STORED DATA>
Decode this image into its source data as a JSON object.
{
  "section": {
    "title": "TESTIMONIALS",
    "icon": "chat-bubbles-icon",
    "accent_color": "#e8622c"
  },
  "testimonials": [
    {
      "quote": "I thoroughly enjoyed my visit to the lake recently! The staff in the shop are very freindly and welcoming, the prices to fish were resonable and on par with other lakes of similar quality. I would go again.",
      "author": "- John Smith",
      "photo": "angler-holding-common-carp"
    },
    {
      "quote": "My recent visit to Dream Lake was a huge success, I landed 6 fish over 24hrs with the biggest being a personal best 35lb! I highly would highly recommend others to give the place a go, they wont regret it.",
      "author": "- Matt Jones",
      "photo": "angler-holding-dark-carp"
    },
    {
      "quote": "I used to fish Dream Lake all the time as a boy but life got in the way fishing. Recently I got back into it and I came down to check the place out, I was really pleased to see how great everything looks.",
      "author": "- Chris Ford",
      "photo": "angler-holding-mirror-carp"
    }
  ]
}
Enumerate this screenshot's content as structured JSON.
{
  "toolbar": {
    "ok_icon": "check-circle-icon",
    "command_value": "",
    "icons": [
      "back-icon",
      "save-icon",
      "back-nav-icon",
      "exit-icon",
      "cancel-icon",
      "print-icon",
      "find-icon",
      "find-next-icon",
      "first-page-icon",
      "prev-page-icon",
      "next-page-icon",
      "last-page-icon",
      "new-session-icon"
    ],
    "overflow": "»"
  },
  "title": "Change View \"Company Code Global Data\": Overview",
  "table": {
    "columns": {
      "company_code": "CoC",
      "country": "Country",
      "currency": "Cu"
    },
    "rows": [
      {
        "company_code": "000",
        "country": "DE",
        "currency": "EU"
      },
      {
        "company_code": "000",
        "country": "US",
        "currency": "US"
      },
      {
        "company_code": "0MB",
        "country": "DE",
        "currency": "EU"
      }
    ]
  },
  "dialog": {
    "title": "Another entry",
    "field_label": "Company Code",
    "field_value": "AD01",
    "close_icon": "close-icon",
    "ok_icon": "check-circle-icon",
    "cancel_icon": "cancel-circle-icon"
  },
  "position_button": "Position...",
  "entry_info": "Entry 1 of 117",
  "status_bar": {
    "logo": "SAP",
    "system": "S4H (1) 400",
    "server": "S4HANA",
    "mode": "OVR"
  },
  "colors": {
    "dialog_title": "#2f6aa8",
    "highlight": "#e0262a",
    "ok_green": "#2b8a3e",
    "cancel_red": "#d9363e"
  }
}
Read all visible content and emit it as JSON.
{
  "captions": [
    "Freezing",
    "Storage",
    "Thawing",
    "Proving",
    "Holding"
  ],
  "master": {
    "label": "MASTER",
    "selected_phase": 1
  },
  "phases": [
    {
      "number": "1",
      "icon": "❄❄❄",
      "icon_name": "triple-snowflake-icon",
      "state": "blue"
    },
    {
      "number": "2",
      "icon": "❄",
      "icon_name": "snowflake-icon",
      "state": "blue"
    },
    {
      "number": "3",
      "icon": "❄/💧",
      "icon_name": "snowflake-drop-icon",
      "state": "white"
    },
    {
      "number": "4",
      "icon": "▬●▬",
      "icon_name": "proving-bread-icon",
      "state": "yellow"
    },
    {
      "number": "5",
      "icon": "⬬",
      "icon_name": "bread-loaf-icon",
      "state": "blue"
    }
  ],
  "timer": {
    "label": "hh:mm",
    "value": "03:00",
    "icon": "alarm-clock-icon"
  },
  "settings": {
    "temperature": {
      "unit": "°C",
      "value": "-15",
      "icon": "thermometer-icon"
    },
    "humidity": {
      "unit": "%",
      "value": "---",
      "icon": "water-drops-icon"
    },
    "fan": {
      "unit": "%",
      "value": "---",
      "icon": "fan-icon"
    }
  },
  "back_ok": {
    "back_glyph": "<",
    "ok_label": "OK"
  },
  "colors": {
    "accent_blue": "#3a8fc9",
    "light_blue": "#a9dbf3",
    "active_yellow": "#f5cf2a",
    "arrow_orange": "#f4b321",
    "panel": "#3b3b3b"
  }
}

EXERCISE AIM>
Every record above needs to be repeated word for word.

COMPLETE RESPONSE>
Decode this image into its source data as a JSON object.
{
  "section": {
    "title": "TESTIMONIALS",
    "icon": "chat-bubbles-icon",
    "accent_color": "#e8622c"
  },
  "testimonials": [
    {
      "quote": "I thoroughly enjoyed my visit to the lake recently! The staff in the shop are very freindly and welcoming, the prices to fish were resonable and on par with other lakes of similar quality. I would go again.",
      "author": "- John Smith",
      "photo": "angler-holding-common-carp"
    },
    {
      "quote": "My recent visit to Dream Lake was a huge success, I landed 6 fish over 24hrs with the biggest being a personal best 35lb! I highly would highly recommend others to give the place a go, they wont regret it.",
      "author": "- Matt Jones",
      "photo": "angler-holding-dark-carp"
    },
    {
      "quote": "I used to fish Dream Lake all the time as a boy but life got in the way fishing. Recently I got back into it and I came down to check the place out, I was really pleased to see how great everything looks.",
      "author": "- Chris Ford",
      "photo": "angler-holding-mirror-carp"
    }
  ]
}
Enumerate this screenshot's content as structured JSON.
{
  "toolbar": {
    "ok_icon": "check-circle-icon",
    "command_value": "",
    "icons": [
      "back-icon",
      "save-icon",
      "back-nav-icon",
      "exit-icon",
      "cancel-icon",
      "print-icon",
      "find-icon",
      "find-next-icon",
      "first-page-icon",
      "prev-page-icon",
      "next-page-icon",
      "last-page-icon",
      "new-session-icon"
    ],
    "overflow": "»"
  },
  "title": "Change View \"Company Code Global Data\": Overview",
  "table": {
    "columns": {
      "company_code": "CoC",
      "country": "Country",
      "currency": "Cu"
    },
    "rows": [
      {
        "company_code": "000",
        "country": "DE",
        "currency": "EU"
      },
      {
        "company_code": "000",
        "country": "US",
        "currency": "US"
      },
      {
        "company_code": "0MB",
        "country": "DE",
        "currency": "EU"
      }
    ]
  },
  "dialog": {
    "title": "Another entry",
    "field_label": "Company Code",
    "field_value": "AD01",
    "close_icon": "close-icon",
    "ok_icon": "check-circle-icon",
    "cancel_icon": "cancel-circle-icon"
  },
  "position_button": "Position...",
  "entry_info": "Entry 1 of 117",
  "status_bar": {
    "logo": "SAP",
    "system": "S4H (1) 400",
    "server": "S4HANA",
    "mode": "OVR"
  },
  "colors": {
    "dialog_title": "#2f6aa8",
    "highlight": "#e0262a",
    "ok_green": "#2b8a3e",
    "cancel_red": "#d9363e"
  }
}
Read all visible content and emit it as JSON.
{
  "captions": [
    "Freezing",
    "Storage",
    "Thawing",
    "Proving",
    "Holding"
  ],
  "master": {
    "label": "MASTER",
    "selected_phase": 1
  },
  "phases": [
    {
      "number": "1",
      "icon": "❄❄❄",
      "icon_name": "triple-snowflake-icon",
      "state": "blue"
    },
    {
      "number": "2",
      "icon": "❄",
      "icon_name": "snowflake-icon",
      "state": "blue"
    },
    {
      "number": "3",
      "icon": "❄/💧",
      "icon_name": "snowflake-drop-icon",
      "state": "white"
    },
    {
      "number": "4",
      "icon": "▬●▬",
      "icon_name": "proving-bread-icon",
      "state": "yellow"
    },
    {
      "number": "5",
      "icon": "⬬",
      "icon_name": "bread-loaf-icon",
      "state": "blue"
    }
  ],
  "timer": {
    "label": "hh:mm",
    "value": "03:00",
    "icon": "alarm-clock-icon"
  },
  "settings": {
    "temperature": {
      "unit": "°C",
      "value": "-15",
      "icon": "thermometer-icon"
    },
    "humidity": {
      "unit": "%",
      "value": "---",
      "icon": "water-drops-icon"
    },
    "fan": {
      "unit": "%",
      "value": "---",
      "icon": "fan-icon"
    }
  },
  "back_ok": {
    "back_glyph": "<",
    "ok_label": "OK"
  },
  "colors": {
    "accent_blue": "#3a8fc9",
    "light_blue": "#a9dbf3",
    "active_yellow": "#f5cf2a",
    "arrow_orange": "#f4b321",
    "panel": "#3b3b3b"
  }
}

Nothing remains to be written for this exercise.